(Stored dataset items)
● ● ●
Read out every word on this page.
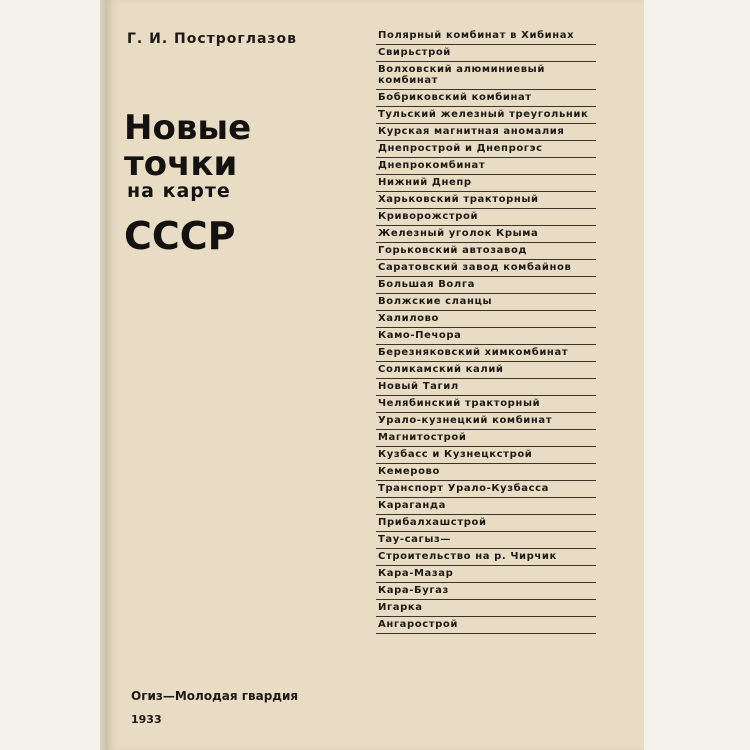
Г. И. Построглазов
Новые
точки
на карте
СССР
Полярный комбинат в Хибинах
Свирьстрой
Волховский алюминиевый комбинат
Бобриковский комбинат
Тульский железный треугольник
Курская магнитная аномалия
Днепрострой и Днепрогэс
Днепрокомбинат
Нижний Днепр
Харьковский тракторный
Криворожстрой
Железный уголок Крыма
Горьковский автозавод
Саратовский завод комбайнов
Большая Волга
Волжские сланцы
Халилово
Камо-Печора
Березняковский химкомбинат
Соликамский калий
Новый Тагил
Челябинский тракторный
Урало-кузнецкий комбинат
Магнитострой
Кузбасс и Кузнецкстрой
Кемерово
Транспорт Урало-Кузбасса
Караганда
Прибалхашстрой
Тау-сагыз—
Строительство на р. Чирчик
Кара-Мазар
Кара-Бугаз
Игарка
Ангарострой
Огиз—Молодая гвардия
1933
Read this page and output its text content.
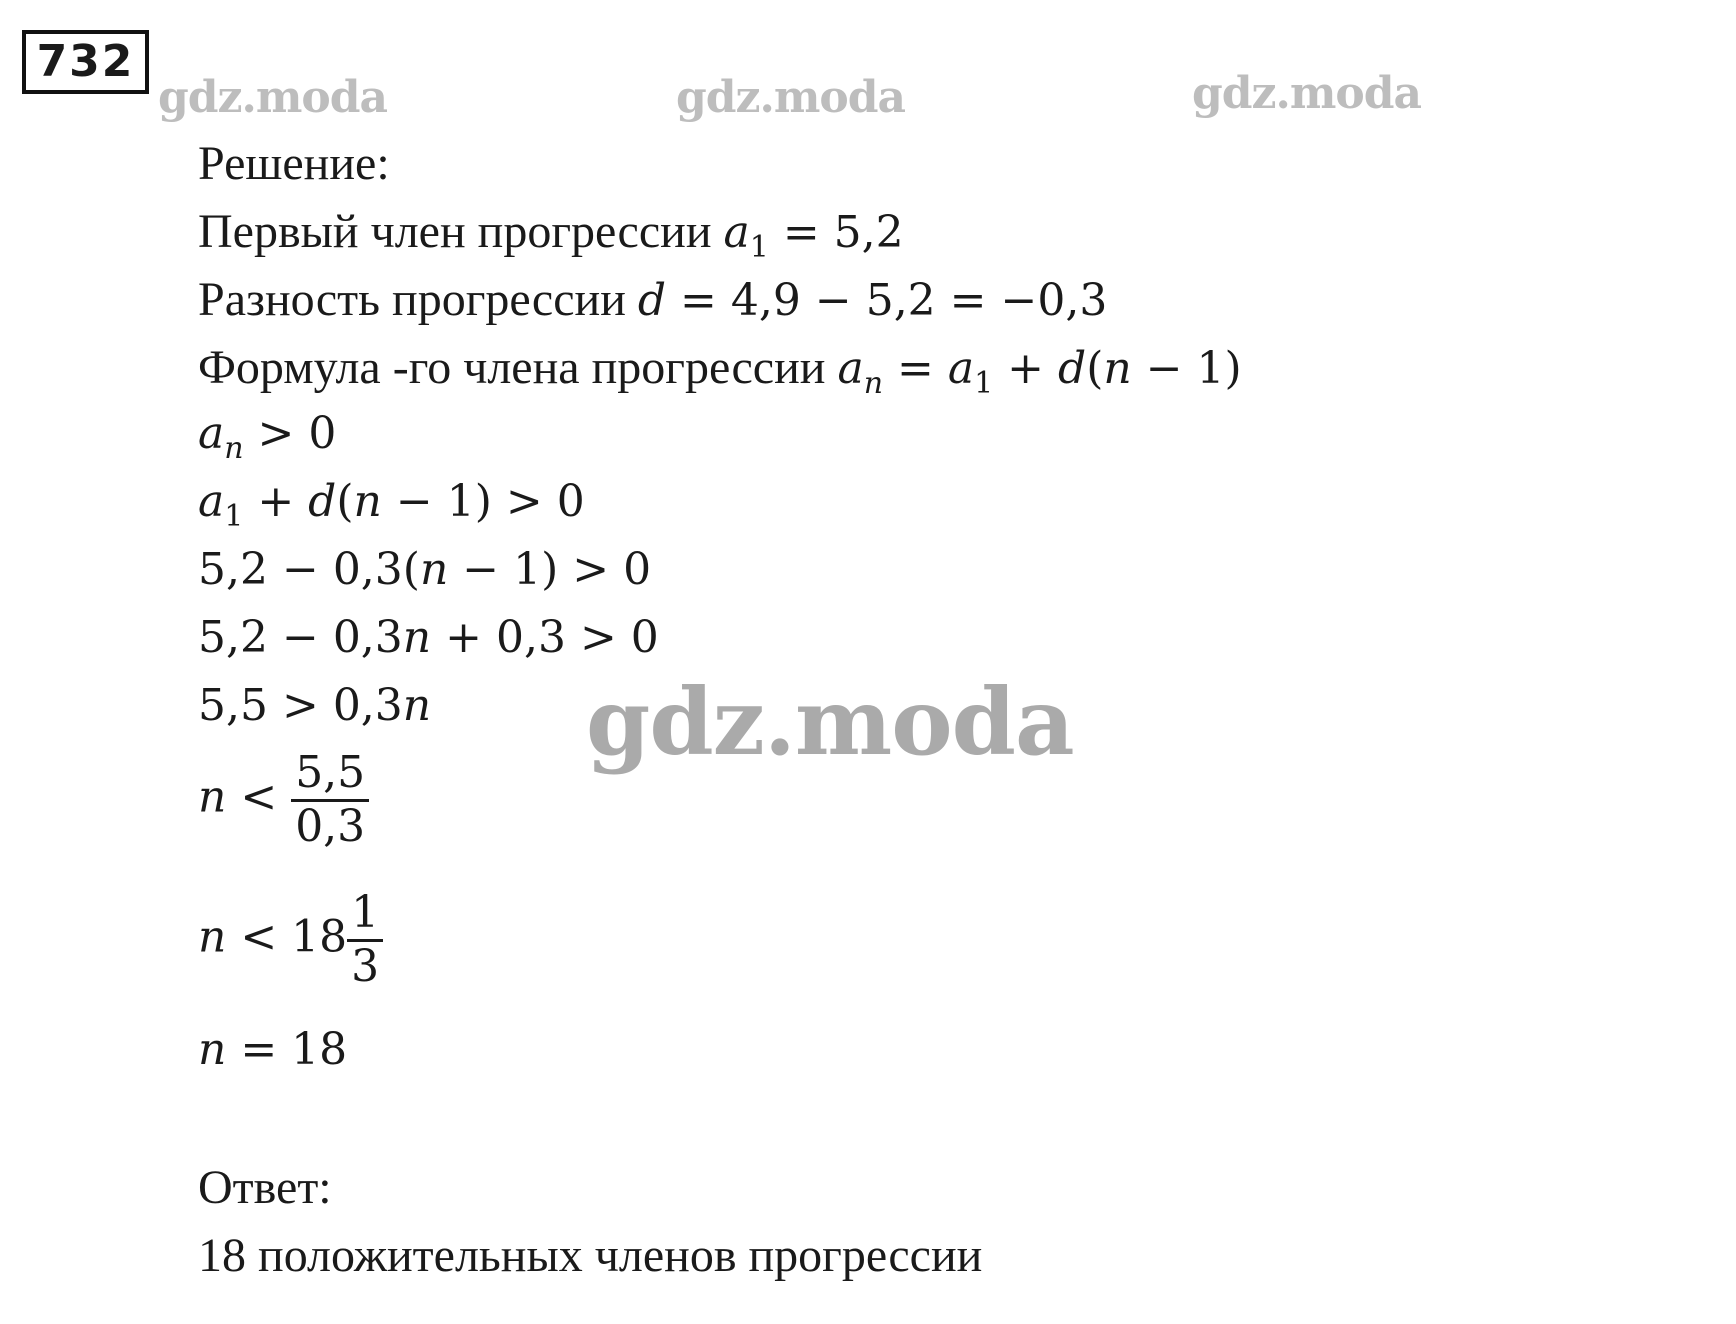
732
gdz.moda	gdz.moda	gdz.moda
gdz.moda
Решение:
Первый член прогрессии $a_1 = 5,2$
Разность прогрессии d = 4,9 − 5,2 = −0,3
Формула -го члена прогрессии $a_n = a_1 + d(n - 1)$
$a_n > 0$
$a_1 + d(n - 1) > 0$
5,2 − 0,3(n − 1) > 0
5,2 − 0,3n + 0,3 > 0
5,5 > 0,3n
$n < \frac{5,5}{0,3}$
$n < 18 \frac{1}{3}$
n = 18
Ответ:
18 положительных членов прогрессии
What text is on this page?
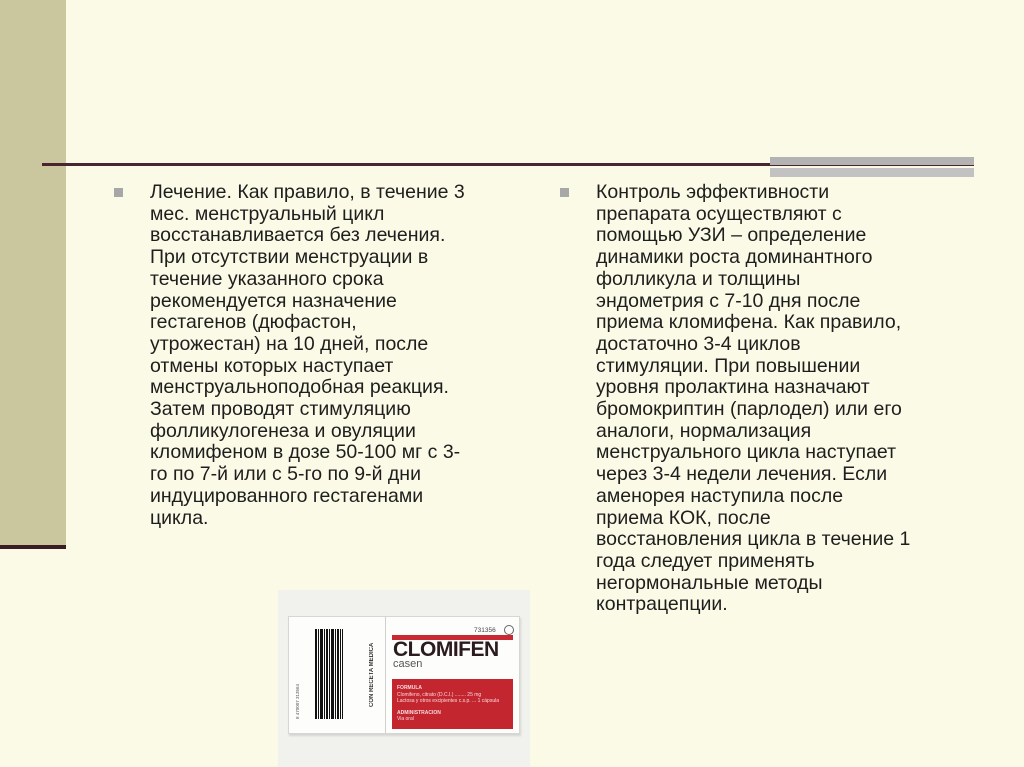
Лечение. Как правило, в течение 3
мес. менструальный цикл
восстанавливается без лечения.
При отсутствии менструации в
течение указанного срока
рекомендуется назначение
гестагенов (дюфастон,
утрожестан) на 10 дней, после
отмены которых наступает
менструальноподобная реакция.
Затем проводят стимуляцию
фолликулогенеза и овуляции
кломифеном в дозе 50-100 мг с 3-
го по 7-й или с 5-го по 9-й дни
индуцированного гестагенами
цикла.
Контроль эффективности
препарата осуществляют с
помощью УЗИ – определение
динамики роста доминантного
фолликула и толщины
эндометрия с 7-10 дня после
приема кломифена. Как правило,
достаточно 3-4 циклов
стимуляции. При повышении
уровня пролактина назначают
бромокриптин (парлодел) или его
аналоги, нормализация
менструального цикла наступает
через 3-4 недели лечения. Если
аменорея наступила после
приема КОК, после
восстановления цикла в течение 1
года следует применять
негормональные методы
контрацепции.
8 470007 313564	CON RECETA MÉDICA
731356
CLOMIFEN
casen
FORMULA
Clomifeno, citrato (D.C.I.) ........ 25 mg
Lactosa y otros excipientes c.s.p. ... 1 cápsula
ADMINISTRACION
Via oral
● ● ●
Restate the whole of the material word for word without the pictures.

(Task solution):
Read out every word on this page.
Г. И. Построглазов
Новые
точки
на карте
СССР
Полярный комбинат в Хибинах
Свирьстрой
Волховский алюминиевый комбинат
Бобриковский комбинат
Тульский железный треугольник
Курская магнитная аномалия
Днепрострой и Днепрогэс
Днепрокомбинат
Нижний Днепр
Харьковский тракторный
Криворожстрой
Железный уголок Крыма
Горьковский автозавод
Саратовский завод комбайнов
Большая Волга
Волжские сланцы
Халилово
Камо-Печора
Березняковский химкомбинат
Соликамский калий
Новый Тагил
Челябинский тракторный
Урало-кузнецкий комбинат
Магнитострой
Кузбасс и Кузнецкстрой
Кемерово
Транспорт Урало-Кузбасса
Караганда
Прибалхашстрой
Тау-сагыз—
Строительство на р. Чирчик
Кара-Мазар
Кара-Бугаз
Игарка
Ангарострой
Огиз—Молодая гвардия
1933
Read this page and output its text content.
732
gdz.moda	gdz.moda	gdz.moda
gdz.moda
Решение:
Первый член прогрессии $a_1 = 5,2$
Разность прогрессии d = 4,9 − 5,2 = −0,3
Формула -го члена прогрессии $a_n = a_1 + d(n - 1)$
$a_n > 0$
$a_1 + d(n - 1) > 0$
5,2 − 0,3(n − 1) > 0
5,2 − 0,3n + 0,3 > 0
5,5 > 0,3n
$n < \frac{5,5}{0,3}$
$n < 18 \frac{1}{3}$
n = 18
Ответ:
18 положительных членов прогрессии
What text is on this page?
Лечение. Как правило, в течение 3
мес. менструальный цикл
восстанавливается без лечения.
При отсутствии менструации в
течение указанного срока
рекомендуется назначение
гестагенов (дюфастон,
утрожестан) на 10 дней, после
отмены которых наступает
менструальноподобная реакция.
Затем проводят стимуляцию
фолликулогенеза и овуляции
кломифеном в дозе 50-100 мг с 3-
го по 7-й или с 5-го по 9-й дни
индуцированного гестагенами
цикла.
Контроль эффективности
препарата осуществляют с
помощью УЗИ – определение
динамики роста доминантного
фолликула и толщины
эндометрия с 7-10 дня после
приема кломифена. Как правило,
достаточно 3-4 циклов
стимуляции. При повышении
уровня пролактина назначают
бромокриптин (парлодел) или его
аналоги, нормализация
менструального цикла наступает
через 3-4 недели лечения. Если
аменорея наступила после
приема КОК, после
восстановления цикла в течение 1
года следует применять
негормональные методы
контрацепции.
8 470007 313564	CON RECETA MÉDICA
731356
CLOMIFEN
casen
FORMULA
Clomifeno, citrato (D.C.I.) ........ 25 mg
Lactosa y otros excipientes c.s.p. ... 1 cápsula
ADMINISTRACION
Via oral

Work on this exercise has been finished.